■ WHAT IS NEEDED
Write out all of the entries that follow, word for word, but skip the pictures.

■ MATERIAL PROVIDED
####

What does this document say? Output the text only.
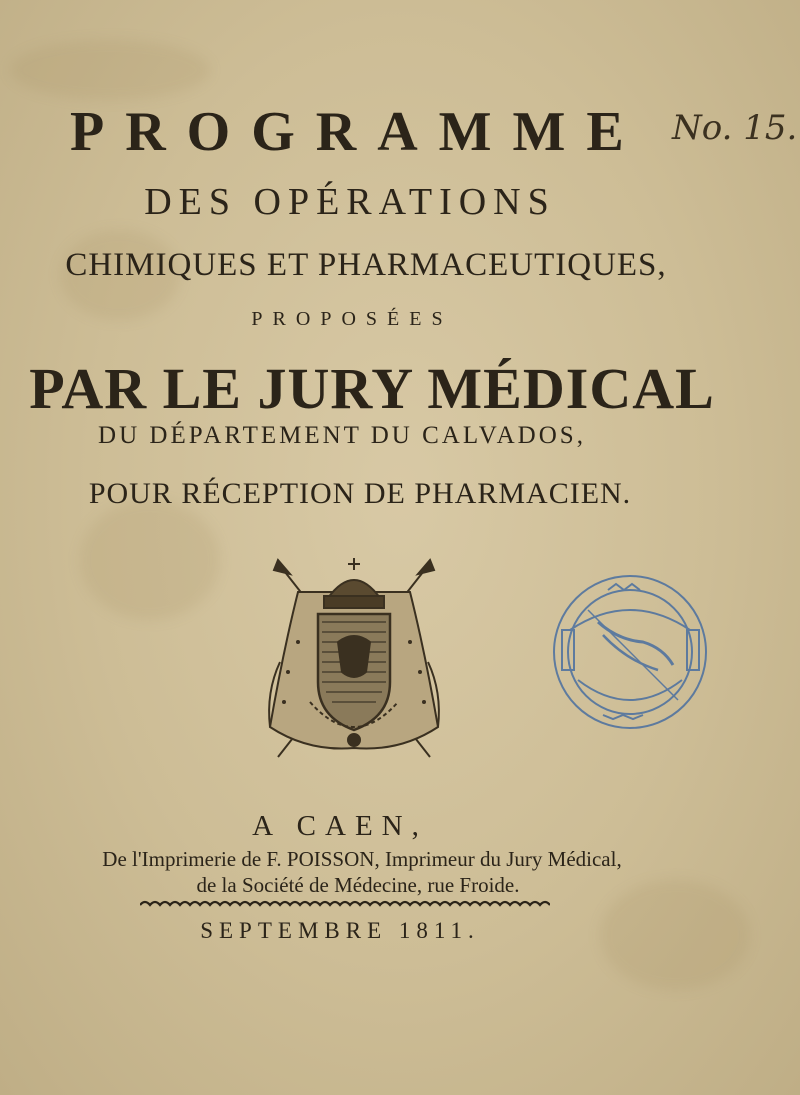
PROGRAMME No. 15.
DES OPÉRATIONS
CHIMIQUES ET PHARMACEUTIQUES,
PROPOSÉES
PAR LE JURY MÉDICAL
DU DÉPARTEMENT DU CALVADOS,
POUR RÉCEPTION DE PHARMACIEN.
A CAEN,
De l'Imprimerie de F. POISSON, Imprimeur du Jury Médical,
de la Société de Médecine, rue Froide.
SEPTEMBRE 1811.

####

■ FULL SOLUTION
What does this document say? Output the text only.
PROGRAMME No. 15.
DES OPÉRATIONS
CHIMIQUES ET PHARMACEUTIQUES,
PROPOSÉES
PAR LE JURY MÉDICAL
DU DÉPARTEMENT DU CALVADOS,
POUR RÉCEPTION DE PHARMACIEN.
A CAEN,
De l'Imprimerie de F. POISSON, Imprimeur du Jury Médical,
de la Société de Médecine, rue Froide.
SEPTEMBRE 1811.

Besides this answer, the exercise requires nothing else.